▸ **What the task asks**
Scan the data beneath this task and copy each line that includes "wenden".

————————

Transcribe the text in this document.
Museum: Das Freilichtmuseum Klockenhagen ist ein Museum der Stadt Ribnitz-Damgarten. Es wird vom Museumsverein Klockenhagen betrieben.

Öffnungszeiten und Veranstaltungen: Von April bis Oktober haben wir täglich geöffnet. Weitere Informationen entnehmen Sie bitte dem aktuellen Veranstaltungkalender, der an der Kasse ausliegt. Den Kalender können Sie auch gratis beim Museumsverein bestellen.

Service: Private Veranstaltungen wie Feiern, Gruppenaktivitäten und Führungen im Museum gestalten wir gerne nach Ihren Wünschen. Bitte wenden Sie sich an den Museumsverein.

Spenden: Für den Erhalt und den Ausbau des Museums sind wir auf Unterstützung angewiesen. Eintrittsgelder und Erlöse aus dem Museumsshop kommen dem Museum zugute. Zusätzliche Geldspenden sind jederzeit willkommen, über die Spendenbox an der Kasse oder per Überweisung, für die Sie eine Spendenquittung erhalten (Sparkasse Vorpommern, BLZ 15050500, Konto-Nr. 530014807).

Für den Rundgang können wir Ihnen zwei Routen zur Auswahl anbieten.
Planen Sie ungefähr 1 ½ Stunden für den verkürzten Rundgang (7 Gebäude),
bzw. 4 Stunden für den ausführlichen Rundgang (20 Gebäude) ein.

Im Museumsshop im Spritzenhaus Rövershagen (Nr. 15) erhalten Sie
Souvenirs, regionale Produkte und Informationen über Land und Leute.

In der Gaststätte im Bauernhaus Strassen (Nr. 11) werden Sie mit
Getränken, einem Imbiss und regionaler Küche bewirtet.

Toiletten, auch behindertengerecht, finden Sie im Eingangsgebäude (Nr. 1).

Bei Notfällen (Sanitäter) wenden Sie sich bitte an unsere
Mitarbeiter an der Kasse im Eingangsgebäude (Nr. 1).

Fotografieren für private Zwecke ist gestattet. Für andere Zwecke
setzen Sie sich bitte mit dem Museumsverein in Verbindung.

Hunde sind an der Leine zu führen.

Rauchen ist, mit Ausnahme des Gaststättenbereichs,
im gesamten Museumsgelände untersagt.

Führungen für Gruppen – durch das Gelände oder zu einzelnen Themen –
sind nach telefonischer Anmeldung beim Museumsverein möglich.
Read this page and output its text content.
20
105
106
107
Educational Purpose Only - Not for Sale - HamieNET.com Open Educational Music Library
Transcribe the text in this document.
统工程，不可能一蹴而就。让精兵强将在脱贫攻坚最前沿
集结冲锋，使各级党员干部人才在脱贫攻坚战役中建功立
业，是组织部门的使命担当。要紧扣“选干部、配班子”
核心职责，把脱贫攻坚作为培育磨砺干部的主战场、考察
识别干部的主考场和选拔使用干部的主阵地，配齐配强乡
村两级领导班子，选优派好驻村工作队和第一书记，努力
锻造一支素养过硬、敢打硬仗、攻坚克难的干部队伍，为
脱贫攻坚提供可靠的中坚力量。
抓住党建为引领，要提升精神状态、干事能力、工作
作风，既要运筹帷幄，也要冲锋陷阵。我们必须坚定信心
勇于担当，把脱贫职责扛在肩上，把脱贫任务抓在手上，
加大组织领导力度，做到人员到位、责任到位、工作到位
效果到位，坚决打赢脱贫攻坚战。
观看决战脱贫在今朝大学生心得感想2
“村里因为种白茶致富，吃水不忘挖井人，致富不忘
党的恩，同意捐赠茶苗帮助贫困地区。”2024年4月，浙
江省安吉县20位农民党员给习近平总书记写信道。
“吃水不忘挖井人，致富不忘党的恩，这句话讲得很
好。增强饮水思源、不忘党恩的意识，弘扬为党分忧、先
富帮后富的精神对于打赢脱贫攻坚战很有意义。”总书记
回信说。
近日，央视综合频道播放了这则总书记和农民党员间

————————

▸ **Answer below**
Service: Private Veranstaltungen wie Feiern, Gruppenaktivitäten und Führungen im Museum gestalten wir gerne nach Ihren Wünschen. Bitte wenden Sie sich an den Museumsverein.
Bei Notfällen (Sanitäter) wenden Sie sich bitte an unsere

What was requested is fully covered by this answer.